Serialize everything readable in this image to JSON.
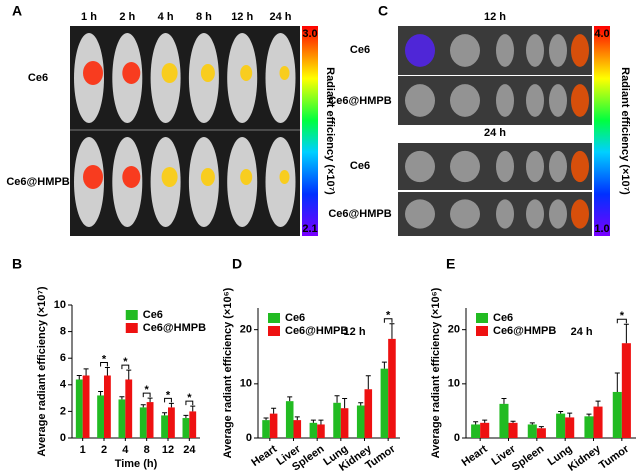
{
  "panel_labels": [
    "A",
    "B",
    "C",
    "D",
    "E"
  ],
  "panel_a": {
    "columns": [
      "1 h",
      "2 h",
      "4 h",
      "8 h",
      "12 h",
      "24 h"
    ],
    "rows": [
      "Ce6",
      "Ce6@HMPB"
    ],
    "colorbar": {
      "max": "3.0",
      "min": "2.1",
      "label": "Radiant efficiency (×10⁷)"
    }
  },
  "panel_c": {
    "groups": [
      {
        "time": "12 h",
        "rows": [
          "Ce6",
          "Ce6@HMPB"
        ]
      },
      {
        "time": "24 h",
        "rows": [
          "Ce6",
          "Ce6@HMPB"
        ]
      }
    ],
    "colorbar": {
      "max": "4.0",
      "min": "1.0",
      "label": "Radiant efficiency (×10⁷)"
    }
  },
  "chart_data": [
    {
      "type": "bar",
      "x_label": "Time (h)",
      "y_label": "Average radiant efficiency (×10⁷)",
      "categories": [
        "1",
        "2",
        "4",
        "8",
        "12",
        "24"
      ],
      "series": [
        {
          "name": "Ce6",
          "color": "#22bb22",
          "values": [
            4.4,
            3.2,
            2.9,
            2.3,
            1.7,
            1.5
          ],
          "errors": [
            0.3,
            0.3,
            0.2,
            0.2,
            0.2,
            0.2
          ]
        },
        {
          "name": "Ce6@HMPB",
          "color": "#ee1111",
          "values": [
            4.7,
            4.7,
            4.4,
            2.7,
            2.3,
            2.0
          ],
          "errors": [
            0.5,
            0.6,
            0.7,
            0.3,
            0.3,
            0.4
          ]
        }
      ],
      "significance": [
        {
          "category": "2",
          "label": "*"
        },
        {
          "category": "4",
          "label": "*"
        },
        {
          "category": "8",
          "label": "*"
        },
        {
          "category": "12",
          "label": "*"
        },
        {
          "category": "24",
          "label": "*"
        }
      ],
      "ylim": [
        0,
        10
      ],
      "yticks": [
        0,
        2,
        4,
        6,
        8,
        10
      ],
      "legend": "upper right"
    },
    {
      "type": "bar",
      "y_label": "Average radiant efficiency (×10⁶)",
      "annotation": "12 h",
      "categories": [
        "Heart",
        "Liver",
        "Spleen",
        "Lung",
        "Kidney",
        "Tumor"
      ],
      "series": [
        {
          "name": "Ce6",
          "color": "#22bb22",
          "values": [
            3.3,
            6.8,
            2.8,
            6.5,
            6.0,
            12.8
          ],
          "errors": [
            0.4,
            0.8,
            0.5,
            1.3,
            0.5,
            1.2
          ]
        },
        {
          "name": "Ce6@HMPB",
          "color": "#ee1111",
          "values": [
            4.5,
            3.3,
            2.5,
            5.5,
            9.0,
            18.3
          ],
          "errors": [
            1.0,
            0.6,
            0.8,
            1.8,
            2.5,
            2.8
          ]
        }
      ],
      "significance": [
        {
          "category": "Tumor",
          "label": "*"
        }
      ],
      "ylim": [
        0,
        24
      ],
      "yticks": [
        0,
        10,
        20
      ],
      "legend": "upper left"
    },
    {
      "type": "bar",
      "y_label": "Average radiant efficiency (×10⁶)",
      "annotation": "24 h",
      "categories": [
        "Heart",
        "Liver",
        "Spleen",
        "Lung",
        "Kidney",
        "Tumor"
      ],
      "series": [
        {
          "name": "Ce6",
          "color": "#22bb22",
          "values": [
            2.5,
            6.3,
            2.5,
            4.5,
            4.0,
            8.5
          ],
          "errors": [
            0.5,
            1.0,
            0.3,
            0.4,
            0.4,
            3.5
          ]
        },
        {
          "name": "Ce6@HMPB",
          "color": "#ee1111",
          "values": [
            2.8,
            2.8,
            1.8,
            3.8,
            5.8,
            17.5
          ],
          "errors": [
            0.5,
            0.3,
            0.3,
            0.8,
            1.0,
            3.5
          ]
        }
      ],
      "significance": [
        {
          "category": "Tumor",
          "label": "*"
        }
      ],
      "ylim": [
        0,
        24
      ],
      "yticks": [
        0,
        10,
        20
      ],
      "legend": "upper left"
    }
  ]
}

_ _ _ _ _ _ _

What is needed here is an exact repetition of the listing above, pictures excluded.

Serialize everything readable in this image to JSON.
{
  "panel_labels": [
    "A",
    "B",
    "C",
    "D",
    "E"
  ],
  "panel_a": {
    "columns": [
      "1 h",
      "2 h",
      "4 h",
      "8 h",
      "12 h",
      "24 h"
    ],
    "rows": [
      "Ce6",
      "Ce6@HMPB"
    ],
    "colorbar": {
      "max": "3.0",
      "min": "2.1",
      "label": "Radiant efficiency (×10⁷)"
    }
  },
  "panel_c": {
    "groups": [
      {
        "time": "12 h",
        "rows": [
          "Ce6",
          "Ce6@HMPB"
        ]
      },
      {
        "time": "24 h",
        "rows": [
          "Ce6",
          "Ce6@HMPB"
        ]
      }
    ],
    "colorbar": {
      "max": "4.0",
      "min": "1.0",
      "label": "Radiant efficiency (×10⁷)"
    }
  },
  "chart_data": [
    {
      "type": "bar",
      "x_label": "Time (h)",
      "y_label": "Average radiant efficiency (×10⁷)",
      "categories": [
        "1",
        "2",
        "4",
        "8",
        "12",
        "24"
      ],
      "series": [
        {
          "name": "Ce6",
          "color": "#22bb22",
          "values": [
            4.4,
            3.2,
            2.9,
            2.3,
            1.7,
            1.5
          ],
          "errors": [
            0.3,
            0.3,
            0.2,
            0.2,
            0.2,
            0.2
          ]
        },
        {
          "name": "Ce6@HMPB",
          "color": "#ee1111",
          "values": [
            4.7,
            4.7,
            4.4,
            2.7,
            2.3,
            2.0
          ],
          "errors": [
            0.5,
            0.6,
            0.7,
            0.3,
            0.3,
            0.4
          ]
        }
      ],
      "significance": [
        {
          "category": "2",
          "label": "*"
        },
        {
          "category": "4",
          "label": "*"
        },
        {
          "category": "8",
          "label": "*"
        },
        {
          "category": "12",
          "label": "*"
        },
        {
          "category": "24",
          "label": "*"
        }
      ],
      "ylim": [
        0,
        10
      ],
      "yticks": [
        0,
        2,
        4,
        6,
        8,
        10
      ],
      "legend": "upper right"
    },
    {
      "type": "bar",
      "y_label": "Average radiant efficiency (×10⁶)",
      "annotation": "12 h",
      "categories": [
        "Heart",
        "Liver",
        "Spleen",
        "Lung",
        "Kidney",
        "Tumor"
      ],
      "series": [
        {
          "name": "Ce6",
          "color": "#22bb22",
          "values": [
            3.3,
            6.8,
            2.8,
            6.5,
            6.0,
            12.8
          ],
          "errors": [
            0.4,
            0.8,
            0.5,
            1.3,
            0.5,
            1.2
          ]
        },
        {
          "name": "Ce6@HMPB",
          "color": "#ee1111",
          "values": [
            4.5,
            3.3,
            2.5,
            5.5,
            9.0,
            18.3
          ],
          "errors": [
            1.0,
            0.6,
            0.8,
            1.8,
            2.5,
            2.8
          ]
        }
      ],
      "significance": [
        {
          "category": "Tumor",
          "label": "*"
        }
      ],
      "ylim": [
        0,
        24
      ],
      "yticks": [
        0,
        10,
        20
      ],
      "legend": "upper left"
    },
    {
      "type": "bar",
      "y_label": "Average radiant efficiency (×10⁶)",
      "annotation": "24 h",
      "categories": [
        "Heart",
        "Liver",
        "Spleen",
        "Lung",
        "Kidney",
        "Tumor"
      ],
      "series": [
        {
          "name": "Ce6",
          "color": "#22bb22",
          "values": [
            2.5,
            6.3,
            2.5,
            4.5,
            4.0,
            8.5
          ],
          "errors": [
            0.5,
            1.0,
            0.3,
            0.4,
            0.4,
            3.5
          ]
        },
        {
          "name": "Ce6@HMPB",
          "color": "#ee1111",
          "values": [
            2.8,
            2.8,
            1.8,
            3.8,
            5.8,
            17.5
          ],
          "errors": [
            0.5,
            0.3,
            0.3,
            0.8,
            1.0,
            3.5
          ]
        }
      ],
      "significance": [
        {
          "category": "Tumor",
          "label": "*"
        }
      ],
      "ylim": [
        0,
        24
      ],
      "yticks": [
        0,
        10,
        20
      ],
      "legend": "upper left"
    }
  ]
}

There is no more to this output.